Exactly reproduce the lines that follow.

---------- EXERCISE DATA

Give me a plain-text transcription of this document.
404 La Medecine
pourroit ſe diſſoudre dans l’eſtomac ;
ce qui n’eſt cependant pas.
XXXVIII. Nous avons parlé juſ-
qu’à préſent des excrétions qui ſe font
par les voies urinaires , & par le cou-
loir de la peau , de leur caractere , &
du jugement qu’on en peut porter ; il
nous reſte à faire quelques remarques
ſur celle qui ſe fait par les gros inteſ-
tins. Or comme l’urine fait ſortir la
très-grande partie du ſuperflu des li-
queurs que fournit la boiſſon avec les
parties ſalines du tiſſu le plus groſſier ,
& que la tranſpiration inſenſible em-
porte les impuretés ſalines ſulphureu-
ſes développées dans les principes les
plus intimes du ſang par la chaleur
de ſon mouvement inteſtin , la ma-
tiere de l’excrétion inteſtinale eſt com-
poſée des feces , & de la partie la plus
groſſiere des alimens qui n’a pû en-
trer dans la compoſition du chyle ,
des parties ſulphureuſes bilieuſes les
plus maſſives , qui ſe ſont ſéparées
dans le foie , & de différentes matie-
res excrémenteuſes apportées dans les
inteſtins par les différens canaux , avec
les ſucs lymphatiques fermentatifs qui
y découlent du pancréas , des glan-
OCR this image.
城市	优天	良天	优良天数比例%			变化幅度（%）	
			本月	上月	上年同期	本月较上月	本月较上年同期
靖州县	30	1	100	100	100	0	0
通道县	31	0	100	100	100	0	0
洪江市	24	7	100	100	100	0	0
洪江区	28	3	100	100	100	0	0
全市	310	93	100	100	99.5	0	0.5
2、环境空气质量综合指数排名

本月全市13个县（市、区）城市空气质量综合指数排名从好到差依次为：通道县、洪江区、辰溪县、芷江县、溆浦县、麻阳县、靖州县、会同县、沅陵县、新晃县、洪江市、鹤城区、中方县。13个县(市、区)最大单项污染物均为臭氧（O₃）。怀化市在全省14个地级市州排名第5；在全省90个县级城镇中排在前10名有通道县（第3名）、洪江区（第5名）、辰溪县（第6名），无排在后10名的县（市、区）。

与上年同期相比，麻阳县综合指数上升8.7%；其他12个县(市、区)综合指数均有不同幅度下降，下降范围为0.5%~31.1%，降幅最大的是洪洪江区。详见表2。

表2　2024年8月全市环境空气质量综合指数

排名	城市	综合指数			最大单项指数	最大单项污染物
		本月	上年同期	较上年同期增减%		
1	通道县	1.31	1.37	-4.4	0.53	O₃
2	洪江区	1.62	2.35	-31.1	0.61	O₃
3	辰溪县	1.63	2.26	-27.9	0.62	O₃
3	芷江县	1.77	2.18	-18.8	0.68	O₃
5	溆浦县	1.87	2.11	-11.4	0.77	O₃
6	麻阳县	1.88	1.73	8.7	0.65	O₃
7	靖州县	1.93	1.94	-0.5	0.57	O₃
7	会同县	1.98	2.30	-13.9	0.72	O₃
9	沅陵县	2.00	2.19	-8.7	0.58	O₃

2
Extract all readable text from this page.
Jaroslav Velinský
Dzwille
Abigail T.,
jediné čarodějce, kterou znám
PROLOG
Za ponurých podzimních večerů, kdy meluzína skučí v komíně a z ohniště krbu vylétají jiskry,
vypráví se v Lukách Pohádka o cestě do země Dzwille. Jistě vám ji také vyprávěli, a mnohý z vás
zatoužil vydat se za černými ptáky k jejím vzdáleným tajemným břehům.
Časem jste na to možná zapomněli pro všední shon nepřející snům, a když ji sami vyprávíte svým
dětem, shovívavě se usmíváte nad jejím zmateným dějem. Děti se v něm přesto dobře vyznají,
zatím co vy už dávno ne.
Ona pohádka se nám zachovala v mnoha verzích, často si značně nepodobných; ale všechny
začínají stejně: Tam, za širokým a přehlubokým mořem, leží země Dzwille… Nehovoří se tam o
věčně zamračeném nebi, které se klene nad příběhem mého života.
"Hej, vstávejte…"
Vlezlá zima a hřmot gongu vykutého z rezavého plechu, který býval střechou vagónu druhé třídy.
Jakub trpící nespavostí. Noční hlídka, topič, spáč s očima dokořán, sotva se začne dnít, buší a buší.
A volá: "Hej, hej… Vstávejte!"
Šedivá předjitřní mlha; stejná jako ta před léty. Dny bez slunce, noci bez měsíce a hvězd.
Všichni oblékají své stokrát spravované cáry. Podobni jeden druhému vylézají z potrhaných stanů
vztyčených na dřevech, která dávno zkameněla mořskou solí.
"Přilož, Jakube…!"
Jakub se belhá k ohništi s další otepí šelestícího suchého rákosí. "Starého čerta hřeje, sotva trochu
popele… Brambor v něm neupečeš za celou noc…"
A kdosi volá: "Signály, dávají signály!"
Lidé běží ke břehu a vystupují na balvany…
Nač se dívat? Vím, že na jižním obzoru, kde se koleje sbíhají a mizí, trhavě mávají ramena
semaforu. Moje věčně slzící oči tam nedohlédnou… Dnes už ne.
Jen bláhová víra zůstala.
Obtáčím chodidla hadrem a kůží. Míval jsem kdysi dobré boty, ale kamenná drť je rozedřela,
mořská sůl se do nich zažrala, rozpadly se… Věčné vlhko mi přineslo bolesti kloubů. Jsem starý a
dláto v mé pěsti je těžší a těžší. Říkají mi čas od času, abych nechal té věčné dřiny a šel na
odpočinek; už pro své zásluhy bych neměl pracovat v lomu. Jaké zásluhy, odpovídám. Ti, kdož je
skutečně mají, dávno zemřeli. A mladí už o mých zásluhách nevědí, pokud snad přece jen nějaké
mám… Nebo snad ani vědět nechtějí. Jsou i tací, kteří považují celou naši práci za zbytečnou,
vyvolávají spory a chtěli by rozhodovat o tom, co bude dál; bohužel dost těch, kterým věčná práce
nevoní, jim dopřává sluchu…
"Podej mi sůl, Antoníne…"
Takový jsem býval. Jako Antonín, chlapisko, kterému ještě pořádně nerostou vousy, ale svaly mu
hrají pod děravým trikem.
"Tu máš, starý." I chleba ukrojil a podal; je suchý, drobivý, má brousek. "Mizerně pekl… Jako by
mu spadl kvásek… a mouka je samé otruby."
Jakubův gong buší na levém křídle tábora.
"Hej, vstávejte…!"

--------------------

§ SOLUTION BELOW
Give me a plain-text transcription of this document.
404 La Medecine
pourroit ſe diſſoudre dans l’eſtomac ;
ce qui n’eſt cependant pas.
XXXVIII. Nous avons parlé juſ-
qu’à préſent des excrétions qui ſe font
par les voies urinaires , & par le cou-
loir de la peau , de leur caractere , &
du jugement qu’on en peut porter ; il
nous reſte à faire quelques remarques
ſur celle qui ſe fait par les gros inteſ-
tins. Or comme l’urine fait ſortir la
très-grande partie du ſuperflu des li-
queurs que fournit la boiſſon avec les
parties ſalines du tiſſu le plus groſſier ,
& que la tranſpiration inſenſible em-
porte les impuretés ſalines ſulphureu-
ſes développées dans les principes les
plus intimes du ſang par la chaleur
de ſon mouvement inteſtin , la ma-
tiere de l’excrétion inteſtinale eſt com-
poſée des feces , & de la partie la plus
groſſiere des alimens qui n’a pû en-
trer dans la compoſition du chyle ,
des parties ſulphureuſes bilieuſes les
plus maſſives , qui ſe ſont ſéparées
dans le foie , & de différentes matie-
res excrémenteuſes apportées dans les
inteſtins par les différens canaux , avec
les ſucs lymphatiques fermentatifs qui
y découlent du pancréas , des glan-
OCR this image.
城市	优天	良天	优良天数比例%			变化幅度（%）	
			本月	上月	上年同期	本月较上月	本月较上年同期
靖州县	30	1	100	100	100	0	0
通道县	31	0	100	100	100	0	0
洪江市	24	7	100	100	100	0	0
洪江区	28	3	100	100	100	0	0
全市	310	93	100	100	99.5	0	0.5
2、环境空气质量综合指数排名

本月全市13个县（市、区）城市空气质量综合指数排名从好到差依次为：通道县、洪江区、辰溪县、芷江县、溆浦县、麻阳县、靖州县、会同县、沅陵县、新晃县、洪江市、鹤城区、中方县。13个县(市、区)最大单项污染物均为臭氧（O₃）。怀化市在全省14个地级市州排名第5；在全省90个县级城镇中排在前10名有通道县（第3名）、洪江区（第5名）、辰溪县（第6名），无排在后10名的县（市、区）。

与上年同期相比，麻阳县综合指数上升8.7%；其他12个县(市、区)综合指数均有不同幅度下降，下降范围为0.5%~31.1%，降幅最大的是洪洪江区。详见表2。

表2　2024年8月全市环境空气质量综合指数

排名	城市	综合指数			最大单项指数	最大单项污染物
		本月	上年同期	较上年同期增减%		
1	通道县	1.31	1.37	-4.4	0.53	O₃
2	洪江区	1.62	2.35	-31.1	0.61	O₃
3	辰溪县	1.63	2.26	-27.9	0.62	O₃
3	芷江县	1.77	2.18	-18.8	0.68	O₃
5	溆浦县	1.87	2.11	-11.4	0.77	O₃
6	麻阳县	1.88	1.73	8.7	0.65	O₃
7	靖州县	1.93	1.94	-0.5	0.57	O₃
7	会同县	1.98	2.30	-13.9	0.72	O₃
9	沅陵县	2.00	2.19	-8.7	0.58	O₃

2
Extract all readable text from this page.
Jaroslav Velinský
Dzwille
Abigail T.,
jediné čarodějce, kterou znám
PROLOG
Za ponurých podzimních večerů, kdy meluzína skučí v komíně a z ohniště krbu vylétají jiskry,
vypráví se v Lukách Pohádka o cestě do země Dzwille. Jistě vám ji také vyprávěli, a mnohý z vás
zatoužil vydat se za černými ptáky k jejím vzdáleným tajemným břehům.
Časem jste na to možná zapomněli pro všední shon nepřející snům, a když ji sami vyprávíte svým
dětem, shovívavě se usmíváte nad jejím zmateným dějem. Děti se v něm přesto dobře vyznají,
zatím co vy už dávno ne.
Ona pohádka se nám zachovala v mnoha verzích, často si značně nepodobných; ale všechny
začínají stejně: Tam, za širokým a přehlubokým mořem, leží země Dzwille… Nehovoří se tam o
věčně zamračeném nebi, které se klene nad příběhem mého života.
"Hej, vstávejte…"
Vlezlá zima a hřmot gongu vykutého z rezavého plechu, který býval střechou vagónu druhé třídy.
Jakub trpící nespavostí. Noční hlídka, topič, spáč s očima dokořán, sotva se začne dnít, buší a buší.
A volá: "Hej, hej… Vstávejte!"
Šedivá předjitřní mlha; stejná jako ta před léty. Dny bez slunce, noci bez měsíce a hvězd.
Všichni oblékají své stokrát spravované cáry. Podobni jeden druhému vylézají z potrhaných stanů
vztyčených na dřevech, která dávno zkameněla mořskou solí.
"Přilož, Jakube…!"
Jakub se belhá k ohništi s další otepí šelestícího suchého rákosí. "Starého čerta hřeje, sotva trochu
popele… Brambor v něm neupečeš za celou noc…"
A kdosi volá: "Signály, dávají signály!"
Lidé běží ke břehu a vystupují na balvany…
Nač se dívat? Vím, že na jižním obzoru, kde se koleje sbíhají a mizí, trhavě mávají ramena
semaforu. Moje věčně slzící oči tam nedohlédnou… Dnes už ne.
Jen bláhová víra zůstala.
Obtáčím chodidla hadrem a kůží. Míval jsem kdysi dobré boty, ale kamenná drť je rozedřela,
mořská sůl se do nich zažrala, rozpadly se… Věčné vlhko mi přineslo bolesti kloubů. Jsem starý a
dláto v mé pěsti je těžší a těžší. Říkají mi čas od času, abych nechal té věčné dřiny a šel na
odpočinek; už pro své zásluhy bych neměl pracovat v lomu. Jaké zásluhy, odpovídám. Ti, kdož je
skutečně mají, dávno zemřeli. A mladí už o mých zásluhách nevědí, pokud snad přece jen nějaké
mám… Nebo snad ani vědět nechtějí. Jsou i tací, kteří považují celou naši práci za zbytečnou,
vyvolávají spory a chtěli by rozhodovat o tom, co bude dál; bohužel dost těch, kterým věčná práce
nevoní, jim dopřává sluchu…
"Podej mi sůl, Antoníne…"
Takový jsem býval. Jako Antonín, chlapisko, kterému ještě pořádně nerostou vousy, ale svaly mu
hrají pod děravým trikem.
"Tu máš, starý." I chleba ukrojil a podal; je suchý, drobivý, má brousek. "Mizerně pekl… Jako by
mu spadl kvásek… a mouka je samé otruby."
Jakubův gong buší na levém křídle tábora.
"Hej, vstávejte…!"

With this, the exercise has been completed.